• Aim of the task
Without the pictures, give the entries below again exactly as written.

• Input
BEGIN

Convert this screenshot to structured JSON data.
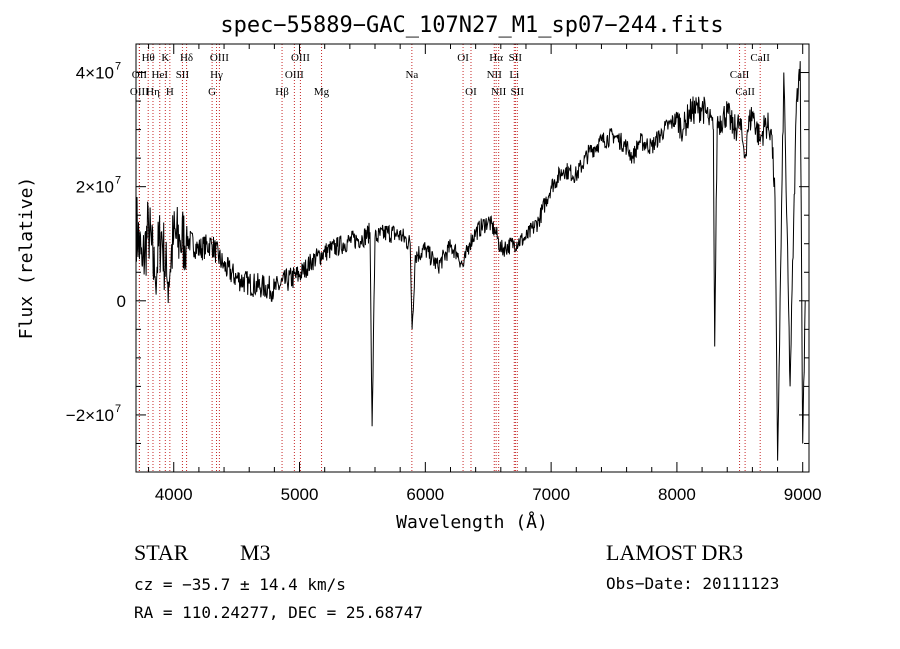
{
  "chart_data": {
    "type": "line",
    "title": "spec−55889−GAC_107N27_M1_sp07−244.fits",
    "xlabel": "Wavelength (Å)",
    "ylabel": "Flux (relative)",
    "xlim": [
      3700,
      9050
    ],
    "ylim": [
      -30000000,
      45000000
    ],
    "x_ticks": [
      4000,
      5000,
      6000,
      7000,
      8000,
      9000
    ],
    "x_tick_labels": [
      "4000",
      "5000",
      "6000",
      "7000",
      "8000",
      "9000"
    ],
    "y_ticks": [
      -20000000,
      0,
      20000000,
      40000000
    ],
    "y_tick_labels": [
      "−2×10",
      "0",
      "2×10",
      "4×10"
    ],
    "y_tick_exponent": "7",
    "series": [
      {
        "name": "spectrum",
        "x": [
          3700,
          3750,
          3800,
          3850,
          3900,
          3950,
          4000,
          4050,
          4100,
          4200,
          4300,
          4400,
          4500,
          4600,
          4700,
          4800,
          4900,
          5000,
          5100,
          5200,
          5300,
          5400,
          5500,
          5560,
          5577,
          5600,
          5700,
          5800,
          5880,
          5895,
          5920,
          6000,
          6100,
          6200,
          6250,
          6300,
          6350,
          6400,
          6500,
          6560,
          6600,
          6700,
          6800,
          6900,
          7000,
          7100,
          7200,
          7300,
          7400,
          7500,
          7600,
          7650,
          7700,
          7800,
          7900,
          8000,
          8050,
          8100,
          8200,
          8250,
          8290,
          8300,
          8320,
          8400,
          8450,
          8500,
          8530,
          8542,
          8560,
          8600,
          8662,
          8700,
          8750,
          8780,
          8800,
          8850,
          8900,
          8950,
          8980,
          9000,
          9020
        ],
        "y": [
          14000000,
          6000000,
          13000000,
          4000000,
          12000000,
          3000000,
          11000000,
          10500000,
          11000000,
          9000000,
          10000000,
          6000000,
          4000000,
          3000000,
          2500000,
          2000000,
          3500000,
          4500000,
          7000000,
          8500000,
          9500000,
          10500000,
          11000000,
          12000000,
          -22000000,
          11000000,
          12000000,
          11500000,
          10000000,
          -5000000,
          8000000,
          9000000,
          6000000,
          9500000,
          8500000,
          6000000,
          10000000,
          12000000,
          14000000,
          12000000,
          9000000,
          10000000,
          11000000,
          14000000,
          20000000,
          23000000,
          22000000,
          26000000,
          28000000,
          29000000,
          27000000,
          25000000,
          28000000,
          27000000,
          30000000,
          32000000,
          30000000,
          33000000,
          34000000,
          32000000,
          30000000,
          -8000000,
          31000000,
          33000000,
          30000000,
          31000000,
          27000000,
          25000000,
          30000000,
          33000000,
          28000000,
          31000000,
          30000000,
          18000000,
          -28000000,
          40000000,
          -15000000,
          35000000,
          42000000,
          -25000000,
          0
        ]
      }
    ],
    "line_labels": [
      {
        "name": "Hθ",
        "x": 3797,
        "row": 1
      },
      {
        "name": "OII",
        "x": 3727,
        "row": 2
      },
      {
        "name": "OIII",
        "x": 3727,
        "row": 3
      },
      {
        "name": "Hη",
        "x": 3835,
        "row": 3
      },
      {
        "name": "HeI",
        "x": 3889,
        "row": 2
      },
      {
        "name": "K",
        "x": 3933,
        "row": 1
      },
      {
        "name": "SII",
        "x": 4069,
        "row": 2
      },
      {
        "name": "H",
        "x": 3969,
        "row": 3
      },
      {
        "name": "Hδ",
        "x": 4102,
        "row": 1
      },
      {
        "name": "OIII",
        "x": 4363,
        "row": 1
      },
      {
        "name": "Hγ",
        "x": 4340,
        "row": 2
      },
      {
        "name": "G",
        "x": 4305,
        "row": 3
      },
      {
        "name": "OIII",
        "x": 5007,
        "row": 1
      },
      {
        "name": "OIII",
        "x": 4959,
        "row": 2
      },
      {
        "name": "Hβ",
        "x": 4861,
        "row": 3
      },
      {
        "name": "Mg",
        "x": 5175,
        "row": 3
      },
      {
        "name": "Na",
        "x": 5893,
        "row": 2
      },
      {
        "name": "OI",
        "x": 6300,
        "row": 1
      },
      {
        "name": "OI",
        "x": 6363,
        "row": 3
      },
      {
        "name": "Hα",
        "x": 6563,
        "row": 1
      },
      {
        "name": "SII",
        "x": 6716,
        "row": 1
      },
      {
        "name": "NII",
        "x": 6548,
        "row": 2
      },
      {
        "name": "Li",
        "x": 6707,
        "row": 2
      },
      {
        "name": "NII",
        "x": 6583,
        "row": 3
      },
      {
        "name": "SII",
        "x": 6731,
        "row": 3
      },
      {
        "name": "CaII",
        "x": 8662,
        "row": 1
      },
      {
        "name": "CaII",
        "x": 8498,
        "row": 2
      },
      {
        "name": "CaII",
        "x": 8542,
        "row": 3
      }
    ]
  },
  "info": {
    "object_class": "STAR",
    "subclass": "M3",
    "survey": "LAMOST DR3",
    "redshift": "cz = −35.7 ± 14.4 km/s",
    "obs_date": "Obs−Date: 20111123",
    "coords": "RA = 110.24277, DEC =  25.68747"
  }
}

END

• Completed exercise
Convert this screenshot to structured JSON data.
{
  "chart_data": {
    "type": "line",
    "title": "spec−55889−GAC_107N27_M1_sp07−244.fits",
    "xlabel": "Wavelength (Å)",
    "ylabel": "Flux (relative)",
    "xlim": [
      3700,
      9050
    ],
    "ylim": [
      -30000000,
      45000000
    ],
    "x_ticks": [
      4000,
      5000,
      6000,
      7000,
      8000,
      9000
    ],
    "x_tick_labels": [
      "4000",
      "5000",
      "6000",
      "7000",
      "8000",
      "9000"
    ],
    "y_ticks": [
      -20000000,
      0,
      20000000,
      40000000
    ],
    "y_tick_labels": [
      "−2×10",
      "0",
      "2×10",
      "4×10"
    ],
    "y_tick_exponent": "7",
    "series": [
      {
        "name": "spectrum",
        "x": [
          3700,
          3750,
          3800,
          3850,
          3900,
          3950,
          4000,
          4050,
          4100,
          4200,
          4300,
          4400,
          4500,
          4600,
          4700,
          4800,
          4900,
          5000,
          5100,
          5200,
          5300,
          5400,
          5500,
          5560,
          5577,
          5600,
          5700,
          5800,
          5880,
          5895,
          5920,
          6000,
          6100,
          6200,
          6250,
          6300,
          6350,
          6400,
          6500,
          6560,
          6600,
          6700,
          6800,
          6900,
          7000,
          7100,
          7200,
          7300,
          7400,
          7500,
          7600,
          7650,
          7700,
          7800,
          7900,
          8000,
          8050,
          8100,
          8200,
          8250,
          8290,
          8300,
          8320,
          8400,
          8450,
          8500,
          8530,
          8542,
          8560,
          8600,
          8662,
          8700,
          8750,
          8780,
          8800,
          8850,
          8900,
          8950,
          8980,
          9000,
          9020
        ],
        "y": [
          14000000,
          6000000,
          13000000,
          4000000,
          12000000,
          3000000,
          11000000,
          10500000,
          11000000,
          9000000,
          10000000,
          6000000,
          4000000,
          3000000,
          2500000,
          2000000,
          3500000,
          4500000,
          7000000,
          8500000,
          9500000,
          10500000,
          11000000,
          12000000,
          -22000000,
          11000000,
          12000000,
          11500000,
          10000000,
          -5000000,
          8000000,
          9000000,
          6000000,
          9500000,
          8500000,
          6000000,
          10000000,
          12000000,
          14000000,
          12000000,
          9000000,
          10000000,
          11000000,
          14000000,
          20000000,
          23000000,
          22000000,
          26000000,
          28000000,
          29000000,
          27000000,
          25000000,
          28000000,
          27000000,
          30000000,
          32000000,
          30000000,
          33000000,
          34000000,
          32000000,
          30000000,
          -8000000,
          31000000,
          33000000,
          30000000,
          31000000,
          27000000,
          25000000,
          30000000,
          33000000,
          28000000,
          31000000,
          30000000,
          18000000,
          -28000000,
          40000000,
          -15000000,
          35000000,
          42000000,
          -25000000,
          0
        ]
      }
    ],
    "line_labels": [
      {
        "name": "Hθ",
        "x": 3797,
        "row": 1
      },
      {
        "name": "OII",
        "x": 3727,
        "row": 2
      },
      {
        "name": "OIII",
        "x": 3727,
        "row": 3
      },
      {
        "name": "Hη",
        "x": 3835,
        "row": 3
      },
      {
        "name": "HeI",
        "x": 3889,
        "row": 2
      },
      {
        "name": "K",
        "x": 3933,
        "row": 1
      },
      {
        "name": "SII",
        "x": 4069,
        "row": 2
      },
      {
        "name": "H",
        "x": 3969,
        "row": 3
      },
      {
        "name": "Hδ",
        "x": 4102,
        "row": 1
      },
      {
        "name": "OIII",
        "x": 4363,
        "row": 1
      },
      {
        "name": "Hγ",
        "x": 4340,
        "row": 2
      },
      {
        "name": "G",
        "x": 4305,
        "row": 3
      },
      {
        "name": "OIII",
        "x": 5007,
        "row": 1
      },
      {
        "name": "OIII",
        "x": 4959,
        "row": 2
      },
      {
        "name": "Hβ",
        "x": 4861,
        "row": 3
      },
      {
        "name": "Mg",
        "x": 5175,
        "row": 3
      },
      {
        "name": "Na",
        "x": 5893,
        "row": 2
      },
      {
        "name": "OI",
        "x": 6300,
        "row": 1
      },
      {
        "name": "OI",
        "x": 6363,
        "row": 3
      },
      {
        "name": "Hα",
        "x": 6563,
        "row": 1
      },
      {
        "name": "SII",
        "x": 6716,
        "row": 1
      },
      {
        "name": "NII",
        "x": 6548,
        "row": 2
      },
      {
        "name": "Li",
        "x": 6707,
        "row": 2
      },
      {
        "name": "NII",
        "x": 6583,
        "row": 3
      },
      {
        "name": "SII",
        "x": 6731,
        "row": 3
      },
      {
        "name": "CaII",
        "x": 8662,
        "row": 1
      },
      {
        "name": "CaII",
        "x": 8498,
        "row": 2
      },
      {
        "name": "CaII",
        "x": 8542,
        "row": 3
      }
    ]
  },
  "info": {
    "object_class": "STAR",
    "subclass": "M3",
    "survey": "LAMOST DR3",
    "redshift": "cz = −35.7 ± 14.4 km/s",
    "obs_date": "Obs−Date: 20111123",
    "coords": "RA = 110.24277, DEC =  25.68747"
  }
}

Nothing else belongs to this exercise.